TASK STATEMENT:
Each entry has to be set down again with no alteration.

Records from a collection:
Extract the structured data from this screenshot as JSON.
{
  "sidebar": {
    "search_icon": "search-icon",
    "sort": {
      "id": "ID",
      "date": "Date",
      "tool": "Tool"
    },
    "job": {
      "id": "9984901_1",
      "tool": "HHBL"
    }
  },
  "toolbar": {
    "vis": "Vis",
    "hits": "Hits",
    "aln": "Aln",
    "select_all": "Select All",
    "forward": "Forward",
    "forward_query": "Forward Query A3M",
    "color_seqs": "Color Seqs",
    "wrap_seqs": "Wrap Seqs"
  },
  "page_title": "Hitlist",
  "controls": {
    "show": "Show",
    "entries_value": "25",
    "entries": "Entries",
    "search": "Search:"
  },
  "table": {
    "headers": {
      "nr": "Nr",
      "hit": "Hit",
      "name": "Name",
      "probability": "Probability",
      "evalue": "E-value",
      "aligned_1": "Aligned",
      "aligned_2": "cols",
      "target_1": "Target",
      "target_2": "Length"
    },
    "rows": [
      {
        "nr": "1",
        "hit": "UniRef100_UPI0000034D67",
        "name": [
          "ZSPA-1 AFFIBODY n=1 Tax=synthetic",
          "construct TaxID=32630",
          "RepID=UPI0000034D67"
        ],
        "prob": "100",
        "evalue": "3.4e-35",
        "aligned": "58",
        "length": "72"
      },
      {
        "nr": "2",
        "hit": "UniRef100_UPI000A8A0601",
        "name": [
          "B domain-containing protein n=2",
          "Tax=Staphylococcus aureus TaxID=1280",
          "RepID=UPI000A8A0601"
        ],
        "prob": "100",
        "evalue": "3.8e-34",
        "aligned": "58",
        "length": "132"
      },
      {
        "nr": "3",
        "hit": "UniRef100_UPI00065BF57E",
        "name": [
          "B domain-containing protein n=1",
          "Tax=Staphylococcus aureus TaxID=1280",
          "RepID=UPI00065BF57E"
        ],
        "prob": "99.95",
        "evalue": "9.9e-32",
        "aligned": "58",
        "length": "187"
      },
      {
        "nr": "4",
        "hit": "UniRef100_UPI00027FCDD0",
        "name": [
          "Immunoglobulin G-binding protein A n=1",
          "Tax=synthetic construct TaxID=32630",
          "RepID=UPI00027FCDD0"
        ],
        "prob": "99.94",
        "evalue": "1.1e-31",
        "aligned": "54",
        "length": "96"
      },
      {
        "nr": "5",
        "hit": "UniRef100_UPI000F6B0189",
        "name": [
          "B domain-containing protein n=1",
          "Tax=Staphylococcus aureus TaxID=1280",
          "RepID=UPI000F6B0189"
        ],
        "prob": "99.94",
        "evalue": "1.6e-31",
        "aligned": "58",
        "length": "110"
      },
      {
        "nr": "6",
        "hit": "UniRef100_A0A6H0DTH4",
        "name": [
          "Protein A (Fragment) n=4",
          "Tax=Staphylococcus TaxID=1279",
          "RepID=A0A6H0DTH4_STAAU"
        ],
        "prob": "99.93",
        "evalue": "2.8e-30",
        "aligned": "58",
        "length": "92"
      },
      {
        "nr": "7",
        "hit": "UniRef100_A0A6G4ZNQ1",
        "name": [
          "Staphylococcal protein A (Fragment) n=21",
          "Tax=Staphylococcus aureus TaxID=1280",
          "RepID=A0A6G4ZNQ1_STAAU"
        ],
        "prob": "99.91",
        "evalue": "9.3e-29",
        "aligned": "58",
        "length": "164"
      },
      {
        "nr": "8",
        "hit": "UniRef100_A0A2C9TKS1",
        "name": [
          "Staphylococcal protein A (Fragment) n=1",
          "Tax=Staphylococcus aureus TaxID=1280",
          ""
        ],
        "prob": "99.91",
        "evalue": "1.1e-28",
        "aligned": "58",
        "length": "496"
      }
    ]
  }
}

RESPONSE BELOW:
Extract the structured data from this screenshot as JSON.
{
  "sidebar": {
    "search_icon": "search-icon",
    "sort": {
      "id": "ID",
      "date": "Date",
      "tool": "Tool"
    },
    "job": {
      "id": "9984901_1",
      "tool": "HHBL"
    }
  },
  "toolbar": {
    "vis": "Vis",
    "hits": "Hits",
    "aln": "Aln",
    "select_all": "Select All",
    "forward": "Forward",
    "forward_query": "Forward Query A3M",
    "color_seqs": "Color Seqs",
    "wrap_seqs": "Wrap Seqs"
  },
  "page_title": "Hitlist",
  "controls": {
    "show": "Show",
    "entries_value": "25",
    "entries": "Entries",
    "search": "Search:"
  },
  "table": {
    "headers": {
      "nr": "Nr",
      "hit": "Hit",
      "name": "Name",
      "probability": "Probability",
      "evalue": "E-value",
      "aligned_1": "Aligned",
      "aligned_2": "cols",
      "target_1": "Target",
      "target_2": "Length"
    },
    "rows": [
      {
        "nr": "1",
        "hit": "UniRef100_UPI0000034D67",
        "name": [
          "ZSPA-1 AFFIBODY n=1 Tax=synthetic",
          "construct TaxID=32630",
          "RepID=UPI0000034D67"
        ],
        "prob": "100",
        "evalue": "3.4e-35",
        "aligned": "58",
        "length": "72"
      },
      {
        "nr": "2",
        "hit": "UniRef100_UPI000A8A0601",
        "name": [
          "B domain-containing protein n=2",
          "Tax=Staphylococcus aureus TaxID=1280",
          "RepID=UPI000A8A0601"
        ],
        "prob": "100",
        "evalue": "3.8e-34",
        "aligned": "58",
        "length": "132"
      },
      {
        "nr": "3",
        "hit": "UniRef100_UPI00065BF57E",
        "name": [
          "B domain-containing protein n=1",
          "Tax=Staphylococcus aureus TaxID=1280",
          "RepID=UPI00065BF57E"
        ],
        "prob": "99.95",
        "evalue": "9.9e-32",
        "aligned": "58",
        "length": "187"
      },
      {
        "nr": "4",
        "hit": "UniRef100_UPI00027FCDD0",
        "name": [
          "Immunoglobulin G-binding protein A n=1",
          "Tax=synthetic construct TaxID=32630",
          "RepID=UPI00027FCDD0"
        ],
        "prob": "99.94",
        "evalue": "1.1e-31",
        "aligned": "54",
        "length": "96"
      },
      {
        "nr": "5",
        "hit": "UniRef100_UPI000F6B0189",
        "name": [
          "B domain-containing protein n=1",
          "Tax=Staphylococcus aureus TaxID=1280",
          "RepID=UPI000F6B0189"
        ],
        "prob": "99.94",
        "evalue": "1.6e-31",
        "aligned": "58",
        "length": "110"
      },
      {
        "nr": "6",
        "hit": "UniRef100_A0A6H0DTH4",
        "name": [
          "Protein A (Fragment) n=4",
          "Tax=Staphylococcus TaxID=1279",
          "RepID=A0A6H0DTH4_STAAU"
        ],
        "prob": "99.93",
        "evalue": "2.8e-30",
        "aligned": "58",
        "length": "92"
      },
      {
        "nr": "7",
        "hit": "UniRef100_A0A6G4ZNQ1",
        "name": [
          "Staphylococcal protein A (Fragment) n=21",
          "Tax=Staphylococcus aureus TaxID=1280",
          "RepID=A0A6G4ZNQ1_STAAU"
        ],
        "prob": "99.91",
        "evalue": "9.3e-29",
        "aligned": "58",
        "length": "164"
      },
      {
        "nr": "8",
        "hit": "UniRef100_A0A2C9TKS1",
        "name": [
          "Staphylococcal protein A (Fragment) n=1",
          "Tax=Staphylococcus aureus TaxID=1280",
          ""
        ],
        "prob": "99.91",
        "evalue": "1.1e-28",
        "aligned": "58",
        "length": "496"
      }
    ]
  }
}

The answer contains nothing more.